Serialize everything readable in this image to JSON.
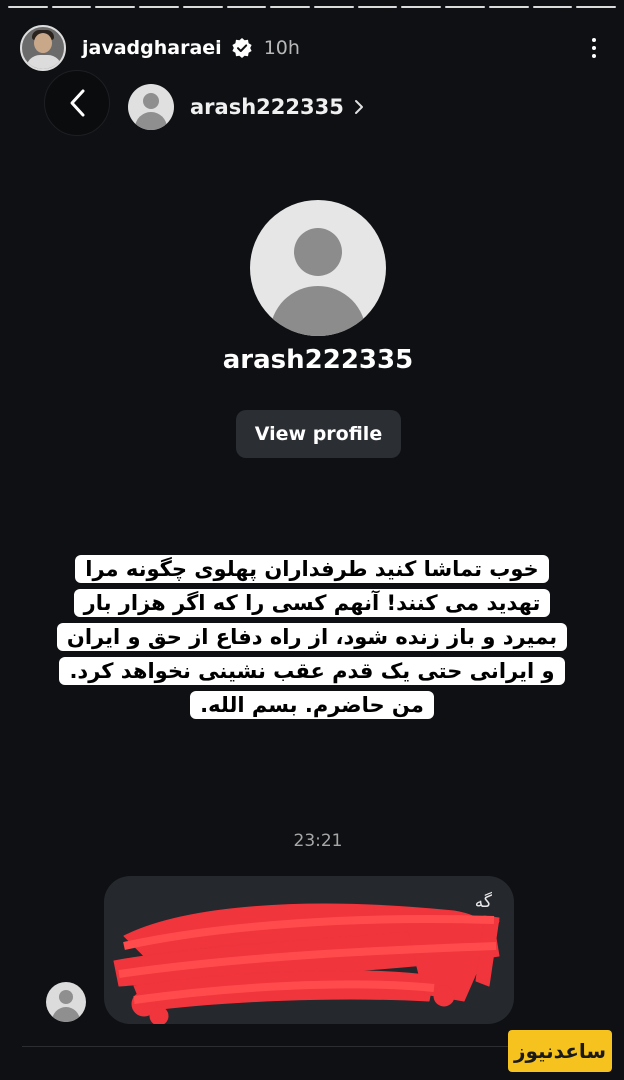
{
  "story": {
    "segment_count": 14,
    "username": "javadgharaei",
    "time": "10h",
    "verified": true,
    "icons": {
      "verified": "verified-badge-icon",
      "more": "more-options-icon"
    }
  },
  "dm_header": {
    "username": "arash222335",
    "icons": {
      "back": "chevron-left-icon",
      "forward": "chevron-right-icon"
    }
  },
  "profile": {
    "username": "arash222335",
    "view_profile_label": "View profile"
  },
  "overlay_text": {
    "lines": [
      "خوب تماشا کنید طرفداران پهلوی چگونه مرا",
      "تهدید می کنند! آنهم کسی را که اگر هزار بار",
      "بمیرد و باز زنده شود، از راه دفاع از حق و ایران",
      "و ایرانی حتی یک قدم عقب نشینی نخواهد کرد.",
      "من حاضرم. بسم الله."
    ]
  },
  "chat": {
    "timestamp": "23:21",
    "message_visible_fragment": "گه",
    "redacted": true,
    "colors": {
      "redaction": "#f0353d",
      "bubble": "#25282d"
    }
  },
  "watermark": {
    "text": "ساعدنیوز",
    "color": "#f6c21d"
  }
}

What you should do:
Omit every picture, and otherwise quote the entries exactly.

Answer to this problem:
Serialize everything readable in this image to JSON.
{
  "story": {
    "segment_count": 14,
    "username": "javadgharaei",
    "time": "10h",
    "verified": true,
    "icons": {
      "verified": "verified-badge-icon",
      "more": "more-options-icon"
    }
  },
  "dm_header": {
    "username": "arash222335",
    "icons": {
      "back": "chevron-left-icon",
      "forward": "chevron-right-icon"
    }
  },
  "profile": {
    "username": "arash222335",
    "view_profile_label": "View profile"
  },
  "overlay_text": {
    "lines": [
      "خوب تماشا کنید طرفداران پهلوی چگونه مرا",
      "تهدید می کنند! آنهم کسی را که اگر هزار بار",
      "بمیرد و باز زنده شود، از راه دفاع از حق و ایران",
      "و ایرانی حتی یک قدم عقب نشینی نخواهد کرد.",
      "من حاضرم. بسم الله."
    ]
  },
  "chat": {
    "timestamp": "23:21",
    "message_visible_fragment": "گه",
    "redacted": true,
    "colors": {
      "redaction": "#f0353d",
      "bubble": "#25282d"
    }
  },
  "watermark": {
    "text": "ساعدنیوز",
    "color": "#f6c21d"
  }
}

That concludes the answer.